__EXTRACTED INFORMATION__.
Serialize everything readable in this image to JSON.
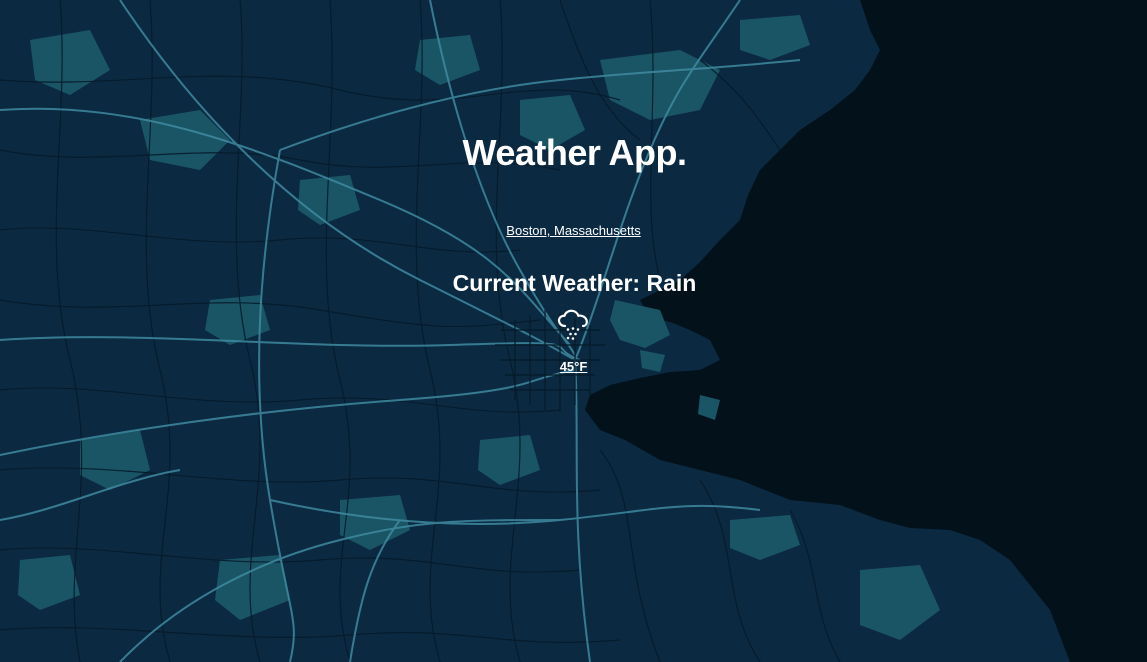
{
  "app": {
    "title": "Weather App.",
    "location": "Boston, Massachusetts",
    "condition_text": "Current Weather: Rain",
    "temperature": "45°F"
  },
  "icons": {
    "weather": "cloud-rain-icon"
  },
  "colors": {
    "land": "#0b2a42",
    "water": "#03111b",
    "parks": "#1a5566",
    "roads_major": "#3f8aa0",
    "roads_minor": "#061a29",
    "text": "#ffffff"
  }
}
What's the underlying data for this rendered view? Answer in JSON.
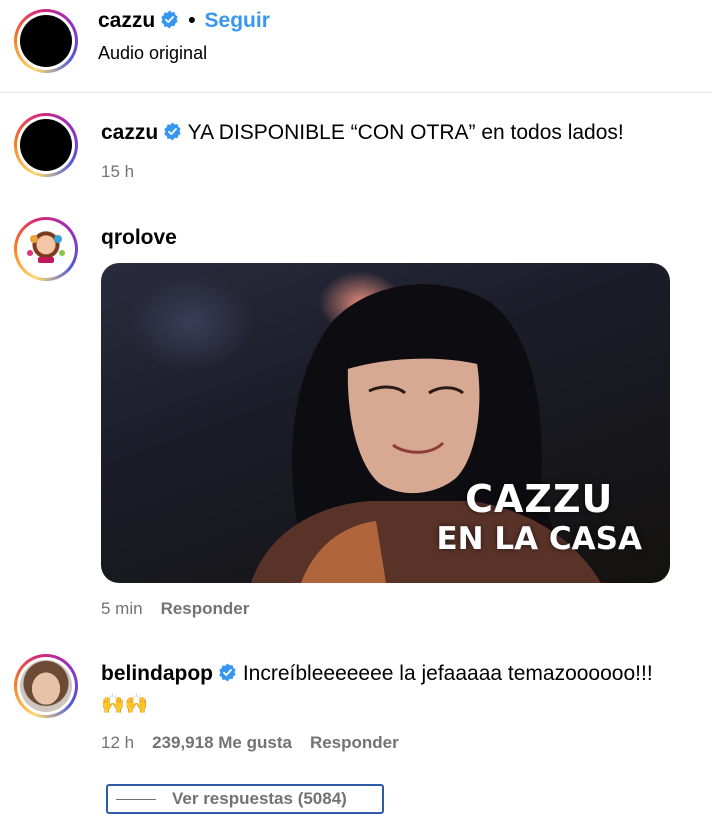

__DESCRIPTION OF THE TASK__.
Restate each line of the records exactly; pictures do not belong in the copy.

__EXPECTED ANSWER__.
Serialize everything readable in this image to JSON.
{
  "app": {
    "title": "Weather App.",
    "location": "Boston, Massachusetts",
    "condition_text": "Current Weather: Rain",
    "temperature": "45°F"
  },
  "icons": {
    "weather": "cloud-rain-icon"
  },
  "colors": {
    "land": "#0b2a42",
    "water": "#03111b",
    "parks": "#1a5566",
    "roads_major": "#3f8aa0",
    "roads_minor": "#061a29",
    "text": "#ffffff"
  }
}
What's the underlying data for this rendered view? Answer in JSON.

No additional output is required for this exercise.